■ Instructions to follow ■
Write out every entry precisely as given, leaving the pictures out.

[Dataset records]
━━━━━━━━━━
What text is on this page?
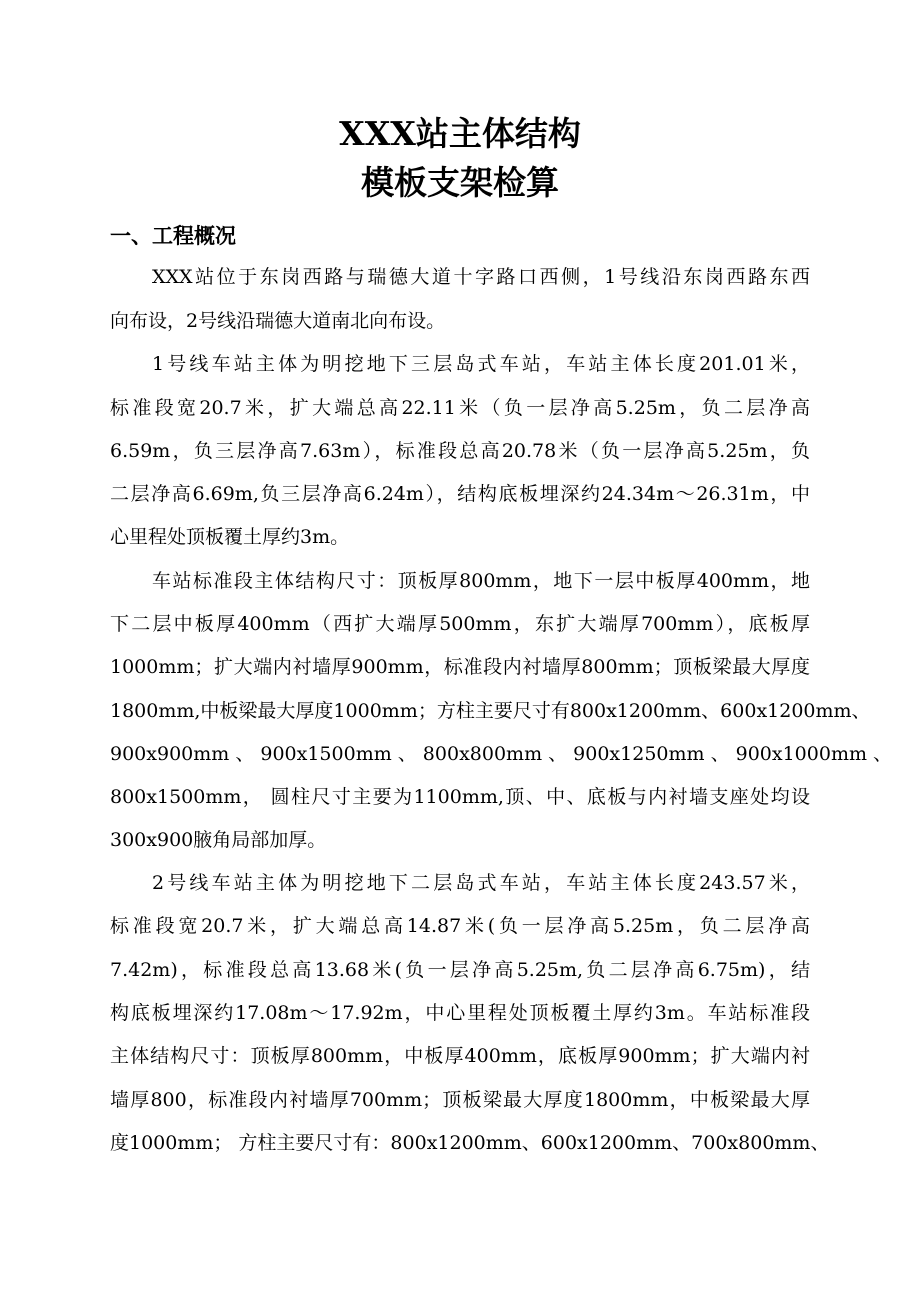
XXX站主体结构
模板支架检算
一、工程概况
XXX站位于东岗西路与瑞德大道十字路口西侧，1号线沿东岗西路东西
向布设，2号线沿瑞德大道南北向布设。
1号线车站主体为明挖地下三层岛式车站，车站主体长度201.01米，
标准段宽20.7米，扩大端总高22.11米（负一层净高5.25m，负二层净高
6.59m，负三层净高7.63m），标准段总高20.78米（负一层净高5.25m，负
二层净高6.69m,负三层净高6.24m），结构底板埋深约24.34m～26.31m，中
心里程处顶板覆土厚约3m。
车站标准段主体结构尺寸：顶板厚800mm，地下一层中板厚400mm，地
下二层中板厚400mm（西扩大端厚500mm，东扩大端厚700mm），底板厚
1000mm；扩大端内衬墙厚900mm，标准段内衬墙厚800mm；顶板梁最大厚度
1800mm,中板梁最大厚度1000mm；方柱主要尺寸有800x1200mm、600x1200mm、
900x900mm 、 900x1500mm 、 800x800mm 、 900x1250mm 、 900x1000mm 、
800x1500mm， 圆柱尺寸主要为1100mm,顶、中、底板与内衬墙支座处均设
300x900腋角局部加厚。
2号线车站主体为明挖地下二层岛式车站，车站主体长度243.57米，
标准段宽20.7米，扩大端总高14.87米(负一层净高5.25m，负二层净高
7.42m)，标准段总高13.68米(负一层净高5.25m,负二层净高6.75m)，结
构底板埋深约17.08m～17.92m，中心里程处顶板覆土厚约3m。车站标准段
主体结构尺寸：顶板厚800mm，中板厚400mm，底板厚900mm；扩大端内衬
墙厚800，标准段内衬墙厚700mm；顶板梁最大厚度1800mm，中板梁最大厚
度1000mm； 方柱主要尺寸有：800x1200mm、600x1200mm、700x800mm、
━━━━━━━━━━
■ Result of this exercise ■
What text is on this page?
XXX站主体结构
模板支架检算
一、工程概况
XXX站位于东岗西路与瑞德大道十字路口西侧，1号线沿东岗西路东西
向布设，2号线沿瑞德大道南北向布设。
1号线车站主体为明挖地下三层岛式车站，车站主体长度201.01米，
标准段宽20.7米，扩大端总高22.11米（负一层净高5.25m，负二层净高
6.59m，负三层净高7.63m），标准段总高20.78米（负一层净高5.25m，负
二层净高6.69m,负三层净高6.24m），结构底板埋深约24.34m～26.31m，中
心里程处顶板覆土厚约3m。
车站标准段主体结构尺寸：顶板厚800mm，地下一层中板厚400mm，地
下二层中板厚400mm（西扩大端厚500mm，东扩大端厚700mm），底板厚
1000mm；扩大端内衬墙厚900mm，标准段内衬墙厚800mm；顶板梁最大厚度
1800mm,中板梁最大厚度1000mm；方柱主要尺寸有800x1200mm、600x1200mm、
900x900mm 、 900x1500mm 、 800x800mm 、 900x1250mm 、 900x1000mm 、
800x1500mm， 圆柱尺寸主要为1100mm,顶、中、底板与内衬墙支座处均设
300x900腋角局部加厚。
2号线车站主体为明挖地下二层岛式车站，车站主体长度243.57米，
标准段宽20.7米，扩大端总高14.87米(负一层净高5.25m，负二层净高
7.42m)，标准段总高13.68米(负一层净高5.25m,负二层净高6.75m)，结
构底板埋深约17.08m～17.92m，中心里程处顶板覆土厚约3m。车站标准段
主体结构尺寸：顶板厚800mm，中板厚400mm，底板厚900mm；扩大端内衬
墙厚800，标准段内衬墙厚700mm；顶板梁最大厚度1800mm，中板梁最大厚
度1000mm； 方柱主要尺寸有：800x1200mm、600x1200mm、700x800mm、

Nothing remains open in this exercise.